[DATASET CONTENT]
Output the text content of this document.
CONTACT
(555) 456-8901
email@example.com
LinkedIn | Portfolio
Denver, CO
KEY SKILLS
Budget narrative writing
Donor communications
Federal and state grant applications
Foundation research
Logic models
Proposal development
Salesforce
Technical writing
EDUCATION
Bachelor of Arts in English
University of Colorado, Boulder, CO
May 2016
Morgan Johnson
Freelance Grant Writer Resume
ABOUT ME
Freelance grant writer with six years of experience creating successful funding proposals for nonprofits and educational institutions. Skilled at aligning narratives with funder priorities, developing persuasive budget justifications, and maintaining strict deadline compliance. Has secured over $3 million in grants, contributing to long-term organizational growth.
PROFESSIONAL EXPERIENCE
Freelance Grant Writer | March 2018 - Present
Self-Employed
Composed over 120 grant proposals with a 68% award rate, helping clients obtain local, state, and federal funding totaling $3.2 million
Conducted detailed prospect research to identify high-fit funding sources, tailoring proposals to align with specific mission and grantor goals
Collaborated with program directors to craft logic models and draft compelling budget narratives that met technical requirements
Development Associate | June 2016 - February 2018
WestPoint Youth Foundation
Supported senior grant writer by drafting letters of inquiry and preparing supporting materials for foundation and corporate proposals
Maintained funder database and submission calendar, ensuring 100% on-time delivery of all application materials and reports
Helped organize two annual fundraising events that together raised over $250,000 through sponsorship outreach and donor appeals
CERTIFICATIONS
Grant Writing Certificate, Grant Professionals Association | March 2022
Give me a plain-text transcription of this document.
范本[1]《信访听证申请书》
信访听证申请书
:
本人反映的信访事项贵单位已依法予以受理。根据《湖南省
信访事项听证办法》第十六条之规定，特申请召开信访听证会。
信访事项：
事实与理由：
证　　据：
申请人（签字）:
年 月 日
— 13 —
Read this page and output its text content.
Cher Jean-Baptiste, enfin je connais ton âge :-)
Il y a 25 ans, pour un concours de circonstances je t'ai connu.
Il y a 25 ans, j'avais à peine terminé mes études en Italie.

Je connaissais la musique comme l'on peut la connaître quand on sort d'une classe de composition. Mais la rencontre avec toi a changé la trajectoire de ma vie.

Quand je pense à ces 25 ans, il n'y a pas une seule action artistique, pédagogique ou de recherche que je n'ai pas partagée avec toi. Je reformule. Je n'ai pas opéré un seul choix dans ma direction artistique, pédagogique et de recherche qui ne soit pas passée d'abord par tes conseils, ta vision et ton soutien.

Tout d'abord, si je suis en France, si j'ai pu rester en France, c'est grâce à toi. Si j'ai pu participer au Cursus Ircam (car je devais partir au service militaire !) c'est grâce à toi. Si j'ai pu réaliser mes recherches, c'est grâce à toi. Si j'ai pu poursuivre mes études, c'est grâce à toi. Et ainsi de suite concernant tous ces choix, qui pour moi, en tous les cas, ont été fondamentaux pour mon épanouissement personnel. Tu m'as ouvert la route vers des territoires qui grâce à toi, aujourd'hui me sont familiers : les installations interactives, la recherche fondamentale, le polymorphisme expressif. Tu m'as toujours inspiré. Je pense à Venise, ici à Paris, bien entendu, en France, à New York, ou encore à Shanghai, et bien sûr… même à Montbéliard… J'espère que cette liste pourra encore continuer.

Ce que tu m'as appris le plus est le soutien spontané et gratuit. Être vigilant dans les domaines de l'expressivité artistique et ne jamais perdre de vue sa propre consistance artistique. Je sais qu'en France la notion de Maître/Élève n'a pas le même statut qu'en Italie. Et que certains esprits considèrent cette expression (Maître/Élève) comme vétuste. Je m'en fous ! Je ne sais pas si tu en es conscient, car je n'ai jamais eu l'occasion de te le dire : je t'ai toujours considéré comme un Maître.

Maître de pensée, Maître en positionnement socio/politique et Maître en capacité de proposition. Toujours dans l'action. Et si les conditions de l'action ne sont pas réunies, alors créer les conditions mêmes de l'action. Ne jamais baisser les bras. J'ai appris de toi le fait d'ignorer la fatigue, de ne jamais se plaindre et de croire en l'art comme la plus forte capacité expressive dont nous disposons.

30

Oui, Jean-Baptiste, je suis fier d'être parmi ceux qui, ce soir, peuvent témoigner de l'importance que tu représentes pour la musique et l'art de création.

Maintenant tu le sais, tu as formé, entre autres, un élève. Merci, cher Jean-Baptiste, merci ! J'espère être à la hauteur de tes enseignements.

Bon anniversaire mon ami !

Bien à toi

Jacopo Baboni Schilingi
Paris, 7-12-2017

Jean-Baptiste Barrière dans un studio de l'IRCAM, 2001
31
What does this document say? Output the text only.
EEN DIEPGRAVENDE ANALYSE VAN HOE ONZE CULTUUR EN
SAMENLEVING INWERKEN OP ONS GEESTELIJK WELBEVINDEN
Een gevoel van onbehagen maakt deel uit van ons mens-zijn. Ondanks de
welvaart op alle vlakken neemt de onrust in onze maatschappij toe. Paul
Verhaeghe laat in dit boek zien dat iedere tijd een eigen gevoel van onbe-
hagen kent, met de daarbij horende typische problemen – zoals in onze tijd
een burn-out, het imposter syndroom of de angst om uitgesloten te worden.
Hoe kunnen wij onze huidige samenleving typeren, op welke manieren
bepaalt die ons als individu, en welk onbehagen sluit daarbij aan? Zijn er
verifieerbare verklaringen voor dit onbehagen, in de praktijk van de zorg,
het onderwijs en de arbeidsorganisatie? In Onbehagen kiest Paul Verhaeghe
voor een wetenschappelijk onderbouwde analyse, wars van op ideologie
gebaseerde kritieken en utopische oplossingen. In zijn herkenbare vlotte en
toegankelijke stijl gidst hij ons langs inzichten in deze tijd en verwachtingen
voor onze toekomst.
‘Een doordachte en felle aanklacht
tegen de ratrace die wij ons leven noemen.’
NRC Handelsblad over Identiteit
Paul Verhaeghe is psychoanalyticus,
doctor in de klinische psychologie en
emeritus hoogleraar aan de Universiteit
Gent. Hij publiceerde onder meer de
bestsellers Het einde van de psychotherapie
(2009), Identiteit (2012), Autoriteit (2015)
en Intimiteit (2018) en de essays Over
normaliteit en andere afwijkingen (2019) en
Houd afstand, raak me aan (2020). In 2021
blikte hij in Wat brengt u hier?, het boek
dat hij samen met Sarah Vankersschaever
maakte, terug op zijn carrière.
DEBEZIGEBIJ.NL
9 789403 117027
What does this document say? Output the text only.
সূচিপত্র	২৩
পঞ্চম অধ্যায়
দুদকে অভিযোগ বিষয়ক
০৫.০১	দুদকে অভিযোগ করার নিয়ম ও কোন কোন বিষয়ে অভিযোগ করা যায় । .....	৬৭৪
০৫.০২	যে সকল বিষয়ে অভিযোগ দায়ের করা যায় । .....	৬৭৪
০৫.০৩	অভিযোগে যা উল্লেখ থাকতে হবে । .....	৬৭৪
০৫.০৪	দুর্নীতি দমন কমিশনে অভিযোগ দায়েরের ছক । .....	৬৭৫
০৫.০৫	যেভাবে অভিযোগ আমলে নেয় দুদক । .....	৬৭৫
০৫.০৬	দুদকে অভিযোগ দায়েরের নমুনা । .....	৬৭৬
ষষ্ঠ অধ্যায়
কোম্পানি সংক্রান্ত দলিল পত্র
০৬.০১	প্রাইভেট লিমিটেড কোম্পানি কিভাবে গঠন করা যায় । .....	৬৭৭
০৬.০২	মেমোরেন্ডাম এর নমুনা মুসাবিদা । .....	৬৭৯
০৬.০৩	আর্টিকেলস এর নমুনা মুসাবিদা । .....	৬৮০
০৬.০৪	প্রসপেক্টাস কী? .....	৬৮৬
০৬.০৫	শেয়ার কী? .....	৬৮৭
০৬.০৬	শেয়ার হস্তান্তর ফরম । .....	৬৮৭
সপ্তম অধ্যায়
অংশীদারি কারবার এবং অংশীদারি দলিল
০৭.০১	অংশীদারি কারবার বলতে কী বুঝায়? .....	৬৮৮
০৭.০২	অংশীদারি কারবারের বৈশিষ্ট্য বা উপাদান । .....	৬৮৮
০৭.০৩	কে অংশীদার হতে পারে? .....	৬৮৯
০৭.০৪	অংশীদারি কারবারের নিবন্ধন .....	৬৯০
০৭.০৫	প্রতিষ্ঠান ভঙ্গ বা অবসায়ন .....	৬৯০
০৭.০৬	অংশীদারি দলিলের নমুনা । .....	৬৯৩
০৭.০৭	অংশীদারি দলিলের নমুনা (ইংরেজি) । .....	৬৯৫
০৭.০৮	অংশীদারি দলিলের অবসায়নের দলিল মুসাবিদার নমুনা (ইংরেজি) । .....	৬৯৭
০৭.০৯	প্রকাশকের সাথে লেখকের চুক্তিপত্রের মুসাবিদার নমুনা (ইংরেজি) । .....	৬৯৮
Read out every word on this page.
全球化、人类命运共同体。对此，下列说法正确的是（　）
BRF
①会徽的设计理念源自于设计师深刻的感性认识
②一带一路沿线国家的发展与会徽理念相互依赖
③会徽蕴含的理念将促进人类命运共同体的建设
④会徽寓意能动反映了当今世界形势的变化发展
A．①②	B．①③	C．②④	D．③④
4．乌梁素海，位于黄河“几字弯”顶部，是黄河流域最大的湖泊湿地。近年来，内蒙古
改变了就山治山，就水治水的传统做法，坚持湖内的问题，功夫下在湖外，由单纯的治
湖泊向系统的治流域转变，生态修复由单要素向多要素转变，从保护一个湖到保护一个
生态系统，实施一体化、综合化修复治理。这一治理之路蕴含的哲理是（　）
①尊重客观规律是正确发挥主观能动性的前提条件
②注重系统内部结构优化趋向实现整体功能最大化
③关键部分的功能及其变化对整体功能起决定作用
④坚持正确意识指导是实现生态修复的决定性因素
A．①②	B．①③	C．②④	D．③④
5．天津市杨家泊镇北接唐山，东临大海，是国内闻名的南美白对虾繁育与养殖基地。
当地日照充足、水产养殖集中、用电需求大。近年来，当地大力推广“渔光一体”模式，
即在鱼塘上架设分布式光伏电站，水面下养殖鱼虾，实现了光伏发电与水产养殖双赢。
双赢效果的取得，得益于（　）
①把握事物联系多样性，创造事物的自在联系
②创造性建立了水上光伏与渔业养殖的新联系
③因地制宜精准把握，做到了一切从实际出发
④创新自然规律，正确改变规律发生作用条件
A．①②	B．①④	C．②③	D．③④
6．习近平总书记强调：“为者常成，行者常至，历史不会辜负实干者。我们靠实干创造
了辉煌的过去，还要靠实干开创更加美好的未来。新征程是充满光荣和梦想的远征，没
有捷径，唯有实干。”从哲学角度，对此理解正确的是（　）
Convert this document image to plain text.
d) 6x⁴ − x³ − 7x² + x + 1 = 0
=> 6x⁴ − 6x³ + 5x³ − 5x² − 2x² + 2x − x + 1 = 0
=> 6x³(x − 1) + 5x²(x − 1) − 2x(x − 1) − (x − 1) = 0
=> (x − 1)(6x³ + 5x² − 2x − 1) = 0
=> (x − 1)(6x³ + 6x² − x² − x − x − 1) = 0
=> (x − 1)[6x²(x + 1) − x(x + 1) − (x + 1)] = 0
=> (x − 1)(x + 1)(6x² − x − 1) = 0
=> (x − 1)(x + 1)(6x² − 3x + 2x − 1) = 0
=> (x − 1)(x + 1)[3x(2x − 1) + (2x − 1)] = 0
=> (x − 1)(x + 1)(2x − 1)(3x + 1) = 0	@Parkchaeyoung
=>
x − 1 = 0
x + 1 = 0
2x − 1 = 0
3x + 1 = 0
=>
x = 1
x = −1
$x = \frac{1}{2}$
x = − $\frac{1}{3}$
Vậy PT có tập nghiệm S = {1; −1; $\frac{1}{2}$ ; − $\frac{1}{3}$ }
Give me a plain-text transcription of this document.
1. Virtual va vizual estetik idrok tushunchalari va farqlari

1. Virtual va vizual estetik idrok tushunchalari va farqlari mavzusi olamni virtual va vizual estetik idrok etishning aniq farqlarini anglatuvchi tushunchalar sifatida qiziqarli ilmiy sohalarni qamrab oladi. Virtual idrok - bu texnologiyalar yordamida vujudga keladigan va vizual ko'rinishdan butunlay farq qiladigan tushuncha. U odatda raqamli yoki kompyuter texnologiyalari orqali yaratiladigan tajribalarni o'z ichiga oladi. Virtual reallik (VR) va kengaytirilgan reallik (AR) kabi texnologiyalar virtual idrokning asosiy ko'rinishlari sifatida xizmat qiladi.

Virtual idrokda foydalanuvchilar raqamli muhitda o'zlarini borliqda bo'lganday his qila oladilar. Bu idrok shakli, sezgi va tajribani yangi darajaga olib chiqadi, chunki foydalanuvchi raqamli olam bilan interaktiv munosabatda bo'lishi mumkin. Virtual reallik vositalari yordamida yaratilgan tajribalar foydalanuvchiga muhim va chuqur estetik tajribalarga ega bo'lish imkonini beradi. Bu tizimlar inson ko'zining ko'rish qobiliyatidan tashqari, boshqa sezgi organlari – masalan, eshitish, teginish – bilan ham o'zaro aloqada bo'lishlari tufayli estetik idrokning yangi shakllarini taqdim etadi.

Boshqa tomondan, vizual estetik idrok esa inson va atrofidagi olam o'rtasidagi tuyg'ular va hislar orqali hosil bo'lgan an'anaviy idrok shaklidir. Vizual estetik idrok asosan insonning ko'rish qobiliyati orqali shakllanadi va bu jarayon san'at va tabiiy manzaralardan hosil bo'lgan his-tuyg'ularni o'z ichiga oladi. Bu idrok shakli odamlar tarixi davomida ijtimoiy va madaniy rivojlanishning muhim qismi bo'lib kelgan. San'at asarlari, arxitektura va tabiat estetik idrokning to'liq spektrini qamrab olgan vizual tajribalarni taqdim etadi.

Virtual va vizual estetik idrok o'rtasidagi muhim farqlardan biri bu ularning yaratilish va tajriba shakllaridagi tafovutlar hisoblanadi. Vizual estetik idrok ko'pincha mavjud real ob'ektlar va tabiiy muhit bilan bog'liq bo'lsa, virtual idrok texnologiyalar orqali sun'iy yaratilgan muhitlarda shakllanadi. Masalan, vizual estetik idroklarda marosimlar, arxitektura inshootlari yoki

[SET EXERCISE]
Wherever the string "materials" appears in the entries above, list that line.

[REPLY]
Supported senior grant writer by drafting letters of inquiry and preparing supporting materials for foundation and corporate proposals
Maintained funder database and submission calendar, ensuring 100% on-time delivery of all application materials and reports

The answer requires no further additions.